▶ **Work to do**:
Repeat, line for line, the entries printed below.

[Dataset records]
-----
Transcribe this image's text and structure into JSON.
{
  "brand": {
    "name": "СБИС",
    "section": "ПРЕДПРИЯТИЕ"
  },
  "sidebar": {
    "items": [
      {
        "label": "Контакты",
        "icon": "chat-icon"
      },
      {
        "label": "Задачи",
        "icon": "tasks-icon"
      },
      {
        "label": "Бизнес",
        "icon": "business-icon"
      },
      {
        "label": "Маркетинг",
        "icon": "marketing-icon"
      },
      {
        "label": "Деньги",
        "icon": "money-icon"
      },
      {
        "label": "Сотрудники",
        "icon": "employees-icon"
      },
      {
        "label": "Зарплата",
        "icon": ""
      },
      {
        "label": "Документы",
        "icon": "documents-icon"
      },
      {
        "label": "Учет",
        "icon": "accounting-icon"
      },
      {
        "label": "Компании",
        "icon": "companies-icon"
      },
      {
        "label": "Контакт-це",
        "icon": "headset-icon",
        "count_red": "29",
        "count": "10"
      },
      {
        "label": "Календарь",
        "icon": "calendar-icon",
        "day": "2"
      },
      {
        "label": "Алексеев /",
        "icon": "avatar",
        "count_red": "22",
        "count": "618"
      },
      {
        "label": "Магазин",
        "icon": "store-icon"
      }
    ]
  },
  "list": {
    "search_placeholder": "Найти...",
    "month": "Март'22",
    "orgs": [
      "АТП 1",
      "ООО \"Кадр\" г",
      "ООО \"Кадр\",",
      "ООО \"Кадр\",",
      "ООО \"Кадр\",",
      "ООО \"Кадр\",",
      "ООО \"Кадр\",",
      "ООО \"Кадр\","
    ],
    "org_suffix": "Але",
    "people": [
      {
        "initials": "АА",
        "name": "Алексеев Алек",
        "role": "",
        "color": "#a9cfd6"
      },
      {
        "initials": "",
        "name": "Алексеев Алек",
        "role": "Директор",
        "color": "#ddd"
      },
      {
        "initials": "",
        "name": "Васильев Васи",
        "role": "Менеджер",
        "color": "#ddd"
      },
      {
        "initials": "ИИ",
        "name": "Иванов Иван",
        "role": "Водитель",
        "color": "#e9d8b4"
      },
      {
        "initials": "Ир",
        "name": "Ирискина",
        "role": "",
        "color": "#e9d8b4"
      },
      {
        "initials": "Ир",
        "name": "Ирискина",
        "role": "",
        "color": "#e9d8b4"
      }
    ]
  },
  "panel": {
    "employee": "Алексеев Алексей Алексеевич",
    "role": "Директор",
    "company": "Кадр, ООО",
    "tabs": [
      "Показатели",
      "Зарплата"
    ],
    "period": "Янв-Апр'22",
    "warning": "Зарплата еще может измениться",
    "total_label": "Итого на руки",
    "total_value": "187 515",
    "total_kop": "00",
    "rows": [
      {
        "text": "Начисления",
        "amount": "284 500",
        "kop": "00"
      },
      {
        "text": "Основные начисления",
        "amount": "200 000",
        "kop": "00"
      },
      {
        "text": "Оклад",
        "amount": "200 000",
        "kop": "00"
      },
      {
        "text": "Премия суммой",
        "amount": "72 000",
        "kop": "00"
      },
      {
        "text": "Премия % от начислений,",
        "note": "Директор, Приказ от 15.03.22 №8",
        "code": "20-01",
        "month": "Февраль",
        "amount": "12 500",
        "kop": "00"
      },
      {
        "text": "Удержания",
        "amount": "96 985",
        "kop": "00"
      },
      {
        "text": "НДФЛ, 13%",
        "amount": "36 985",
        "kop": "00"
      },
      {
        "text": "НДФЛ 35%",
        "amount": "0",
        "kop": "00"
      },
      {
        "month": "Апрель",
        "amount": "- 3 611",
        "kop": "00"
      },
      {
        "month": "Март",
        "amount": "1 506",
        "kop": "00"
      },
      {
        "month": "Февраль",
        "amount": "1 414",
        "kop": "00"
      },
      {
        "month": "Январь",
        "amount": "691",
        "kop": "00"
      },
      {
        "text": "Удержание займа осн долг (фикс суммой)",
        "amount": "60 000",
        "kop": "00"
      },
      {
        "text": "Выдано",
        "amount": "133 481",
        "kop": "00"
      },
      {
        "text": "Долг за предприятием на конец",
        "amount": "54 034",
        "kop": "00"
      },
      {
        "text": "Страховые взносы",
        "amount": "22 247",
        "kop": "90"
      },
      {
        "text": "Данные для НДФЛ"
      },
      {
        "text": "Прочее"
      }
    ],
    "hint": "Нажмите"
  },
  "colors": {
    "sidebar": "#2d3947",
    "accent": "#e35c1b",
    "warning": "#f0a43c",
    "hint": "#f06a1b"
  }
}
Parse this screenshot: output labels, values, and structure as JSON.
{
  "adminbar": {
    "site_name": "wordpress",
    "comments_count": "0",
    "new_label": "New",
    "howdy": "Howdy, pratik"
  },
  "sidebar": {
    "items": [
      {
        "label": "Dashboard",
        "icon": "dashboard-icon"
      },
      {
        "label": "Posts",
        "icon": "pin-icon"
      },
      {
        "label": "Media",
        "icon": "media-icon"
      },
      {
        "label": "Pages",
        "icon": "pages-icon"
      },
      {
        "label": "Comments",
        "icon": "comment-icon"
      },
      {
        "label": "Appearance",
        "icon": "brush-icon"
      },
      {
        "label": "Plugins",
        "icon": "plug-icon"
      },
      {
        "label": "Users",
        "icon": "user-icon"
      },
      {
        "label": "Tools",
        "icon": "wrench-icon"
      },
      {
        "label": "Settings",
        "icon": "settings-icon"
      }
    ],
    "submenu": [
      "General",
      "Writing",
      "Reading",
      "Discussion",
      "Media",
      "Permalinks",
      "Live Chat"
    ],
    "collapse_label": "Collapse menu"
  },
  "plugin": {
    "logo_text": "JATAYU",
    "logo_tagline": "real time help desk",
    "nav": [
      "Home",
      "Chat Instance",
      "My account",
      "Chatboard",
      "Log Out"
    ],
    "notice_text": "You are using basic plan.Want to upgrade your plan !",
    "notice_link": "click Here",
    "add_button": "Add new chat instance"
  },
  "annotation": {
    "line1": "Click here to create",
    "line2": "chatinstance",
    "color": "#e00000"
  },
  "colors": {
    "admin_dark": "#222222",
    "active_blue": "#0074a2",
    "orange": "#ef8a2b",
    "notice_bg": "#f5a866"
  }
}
-----
▶ **Task output**:
Transcribe this image's text and structure into JSON.
{
  "brand": {
    "name": "СБИС",
    "section": "ПРЕДПРИЯТИЕ"
  },
  "sidebar": {
    "items": [
      {
        "label": "Контакты",
        "icon": "chat-icon"
      },
      {
        "label": "Задачи",
        "icon": "tasks-icon"
      },
      {
        "label": "Бизнес",
        "icon": "business-icon"
      },
      {
        "label": "Маркетинг",
        "icon": "marketing-icon"
      },
      {
        "label": "Деньги",
        "icon": "money-icon"
      },
      {
        "label": "Сотрудники",
        "icon": "employees-icon"
      },
      {
        "label": "Зарплата",
        "icon": ""
      },
      {
        "label": "Документы",
        "icon": "documents-icon"
      },
      {
        "label": "Учет",
        "icon": "accounting-icon"
      },
      {
        "label": "Компании",
        "icon": "companies-icon"
      },
      {
        "label": "Контакт-це",
        "icon": "headset-icon",
        "count_red": "29",
        "count": "10"
      },
      {
        "label": "Календарь",
        "icon": "calendar-icon",
        "day": "2"
      },
      {
        "label": "Алексеев /",
        "icon": "avatar",
        "count_red": "22",
        "count": "618"
      },
      {
        "label": "Магазин",
        "icon": "store-icon"
      }
    ]
  },
  "list": {
    "search_placeholder": "Найти...",
    "month": "Март'22",
    "orgs": [
      "АТП 1",
      "ООО \"Кадр\" г",
      "ООО \"Кадр\",",
      "ООО \"Кадр\",",
      "ООО \"Кадр\",",
      "ООО \"Кадр\",",
      "ООО \"Кадр\",",
      "ООО \"Кадр\","
    ],
    "org_suffix": "Але",
    "people": [
      {
        "initials": "АА",
        "name": "Алексеев Алек",
        "role": "",
        "color": "#a9cfd6"
      },
      {
        "initials": "",
        "name": "Алексеев Алек",
        "role": "Директор",
        "color": "#ddd"
      },
      {
        "initials": "",
        "name": "Васильев Васи",
        "role": "Менеджер",
        "color": "#ddd"
      },
      {
        "initials": "ИИ",
        "name": "Иванов Иван",
        "role": "Водитель",
        "color": "#e9d8b4"
      },
      {
        "initials": "Ир",
        "name": "Ирискина",
        "role": "",
        "color": "#e9d8b4"
      },
      {
        "initials": "Ир",
        "name": "Ирискина",
        "role": "",
        "color": "#e9d8b4"
      }
    ]
  },
  "panel": {
    "employee": "Алексеев Алексей Алексеевич",
    "role": "Директор",
    "company": "Кадр, ООО",
    "tabs": [
      "Показатели",
      "Зарплата"
    ],
    "period": "Янв-Апр'22",
    "warning": "Зарплата еще может измениться",
    "total_label": "Итого на руки",
    "total_value": "187 515",
    "total_kop": "00",
    "rows": [
      {
        "text": "Начисления",
        "amount": "284 500",
        "kop": "00"
      },
      {
        "text": "Основные начисления",
        "amount": "200 000",
        "kop": "00"
      },
      {
        "text": "Оклад",
        "amount": "200 000",
        "kop": "00"
      },
      {
        "text": "Премия суммой",
        "amount": "72 000",
        "kop": "00"
      },
      {
        "text": "Премия % от начислений,",
        "note": "Директор, Приказ от 15.03.22 №8",
        "code": "20-01",
        "month": "Февраль",
        "amount": "12 500",
        "kop": "00"
      },
      {
        "text": "Удержания",
        "amount": "96 985",
        "kop": "00"
      },
      {
        "text": "НДФЛ, 13%",
        "amount": "36 985",
        "kop": "00"
      },
      {
        "text": "НДФЛ 35%",
        "amount": "0",
        "kop": "00"
      },
      {
        "month": "Апрель",
        "amount": "- 3 611",
        "kop": "00"
      },
      {
        "month": "Март",
        "amount": "1 506",
        "kop": "00"
      },
      {
        "month": "Февраль",
        "amount": "1 414",
        "kop": "00"
      },
      {
        "month": "Январь",
        "amount": "691",
        "kop": "00"
      },
      {
        "text": "Удержание займа осн долг (фикс суммой)",
        "amount": "60 000",
        "kop": "00"
      },
      {
        "text": "Выдано",
        "amount": "133 481",
        "kop": "00"
      },
      {
        "text": "Долг за предприятием на конец",
        "amount": "54 034",
        "kop": "00"
      },
      {
        "text": "Страховые взносы",
        "amount": "22 247",
        "kop": "90"
      },
      {
        "text": "Данные для НДФЛ"
      },
      {
        "text": "Прочее"
      }
    ],
    "hint": "Нажмите"
  },
  "colors": {
    "sidebar": "#2d3947",
    "accent": "#e35c1b",
    "warning": "#f0a43c",
    "hint": "#f06a1b"
  }
}
Parse this screenshot: output labels, values, and structure as JSON.
{
  "adminbar": {
    "site_name": "wordpress",
    "comments_count": "0",
    "new_label": "New",
    "howdy": "Howdy, pratik"
  },
  "sidebar": {
    "items": [
      {
        "label": "Dashboard",
        "icon": "dashboard-icon"
      },
      {
        "label": "Posts",
        "icon": "pin-icon"
      },
      {
        "label": "Media",
        "icon": "media-icon"
      },
      {
        "label": "Pages",
        "icon": "pages-icon"
      },
      {
        "label": "Comments",
        "icon": "comment-icon"
      },
      {
        "label": "Appearance",
        "icon": "brush-icon"
      },
      {
        "label": "Plugins",
        "icon": "plug-icon"
      },
      {
        "label": "Users",
        "icon": "user-icon"
      },
      {
        "label": "Tools",
        "icon": "wrench-icon"
      },
      {
        "label": "Settings",
        "icon": "settings-icon"
      }
    ],
    "submenu": [
      "General",
      "Writing",
      "Reading",
      "Discussion",
      "Media",
      "Permalinks",
      "Live Chat"
    ],
    "collapse_label": "Collapse menu"
  },
  "plugin": {
    "logo_text": "JATAYU",
    "logo_tagline": "real time help desk",
    "nav": [
      "Home",
      "Chat Instance",
      "My account",
      "Chatboard",
      "Log Out"
    ],
    "notice_text": "You are using basic plan.Want to upgrade your plan !",
    "notice_link": "click Here",
    "add_button": "Add new chat instance"
  },
  "annotation": {
    "line1": "Click here to create",
    "line2": "chatinstance",
    "color": "#e00000"
  },
  "colors": {
    "admin_dark": "#222222",
    "active_blue": "#0074a2",
    "orange": "#ef8a2b",
    "notice_bg": "#f5a866"
  }
}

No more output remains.